Your task
Every entry below should be printed exactly, without its images.

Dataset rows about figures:
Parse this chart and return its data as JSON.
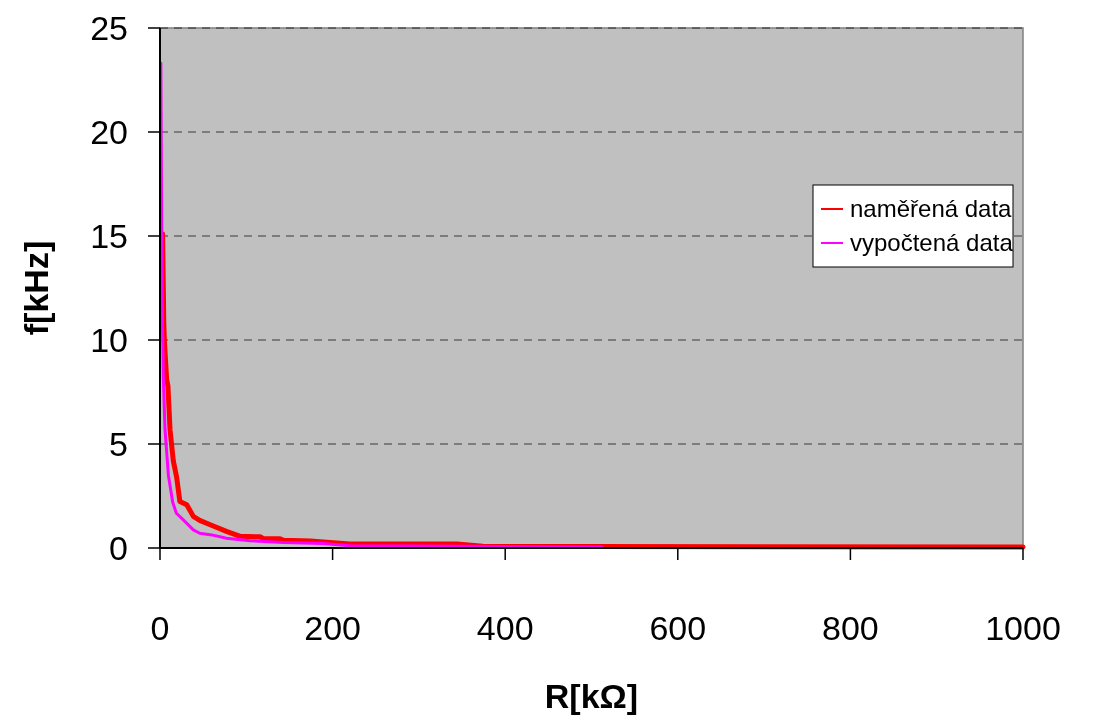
{
  "chart_data": {
    "type": "line",
    "xlabel": "R[kΩ]",
    "ylabel": "f[kHz]",
    "xlim": [
      0,
      1000
    ],
    "xticks": [
      0,
      200,
      400,
      600,
      800,
      1000
    ],
    "ylim": [
      0,
      25
    ],
    "yticks": [
      0,
      5,
      10,
      15,
      20,
      25
    ],
    "grid": "y",
    "legend": "right",
    "marker": "none",
    "line_style": "solid",
    "series": [
      {
        "name": "naměřená data",
        "color": "#ff0000",
        "x": [
          3,
          4.4,
          5.1,
          7.7,
          9.2,
          11.6,
          15.4,
          19.3,
          23,
          31,
          38.6,
          46,
          61,
          77,
          93,
          116,
          120,
          139,
          143,
          174,
          197,
          220,
          344,
          374,
          500,
          1000
        ],
        "values": [
          15.1,
          10.8,
          9.95,
          8.1,
          7.8,
          5.7,
          4.2,
          3.4,
          2.24,
          2.08,
          1.52,
          1.33,
          1.07,
          0.8,
          0.56,
          0.54,
          0.45,
          0.45,
          0.37,
          0.34,
          0.27,
          0.19,
          0.19,
          0.08,
          0.07,
          0.05
        ]
      },
      {
        "name": "vypočtená data",
        "color": "#ff00ff",
        "x": [
          1,
          2,
          3,
          3.9,
          5.8,
          9.7,
          14.7,
          19,
          27,
          38.6,
          46,
          60,
          77,
          104,
          143,
          189,
          220,
          512
        ],
        "values": [
          23.3,
          15,
          10.5,
          8.1,
          5.7,
          3.5,
          2.2,
          1.67,
          1.35,
          0.87,
          0.71,
          0.63,
          0.47,
          0.35,
          0.27,
          0.22,
          0.11,
          0.05
        ]
      }
    ]
  }
}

Output of the exercise
Parse this chart and return its data as JSON.
{
  "chart_data": {
    "type": "line",
    "xlabel": "R[kΩ]",
    "ylabel": "f[kHz]",
    "xlim": [
      0,
      1000
    ],
    "xticks": [
      0,
      200,
      400,
      600,
      800,
      1000
    ],
    "ylim": [
      0,
      25
    ],
    "yticks": [
      0,
      5,
      10,
      15,
      20,
      25
    ],
    "grid": "y",
    "legend": "right",
    "marker": "none",
    "line_style": "solid",
    "series": [
      {
        "name": "naměřená data",
        "color": "#ff0000",
        "x": [
          3,
          4.4,
          5.1,
          7.7,
          9.2,
          11.6,
          15.4,
          19.3,
          23,
          31,
          38.6,
          46,
          61,
          77,
          93,
          116,
          120,
          139,
          143,
          174,
          197,
          220,
          344,
          374,
          500,
          1000
        ],
        "values": [
          15.1,
          10.8,
          9.95,
          8.1,
          7.8,
          5.7,
          4.2,
          3.4,
          2.24,
          2.08,
          1.52,
          1.33,
          1.07,
          0.8,
          0.56,
          0.54,
          0.45,
          0.45,
          0.37,
          0.34,
          0.27,
          0.19,
          0.19,
          0.08,
          0.07,
          0.05
        ]
      },
      {
        "name": "vypočtená data",
        "color": "#ff00ff",
        "x": [
          1,
          2,
          3,
          3.9,
          5.8,
          9.7,
          14.7,
          19,
          27,
          38.6,
          46,
          60,
          77,
          104,
          143,
          189,
          220,
          512
        ],
        "values": [
          23.3,
          15,
          10.5,
          8.1,
          5.7,
          3.5,
          2.2,
          1.67,
          1.35,
          0.87,
          0.71,
          0.63,
          0.47,
          0.35,
          0.27,
          0.22,
          0.11,
          0.05
        ]
      }
    ]
  }
}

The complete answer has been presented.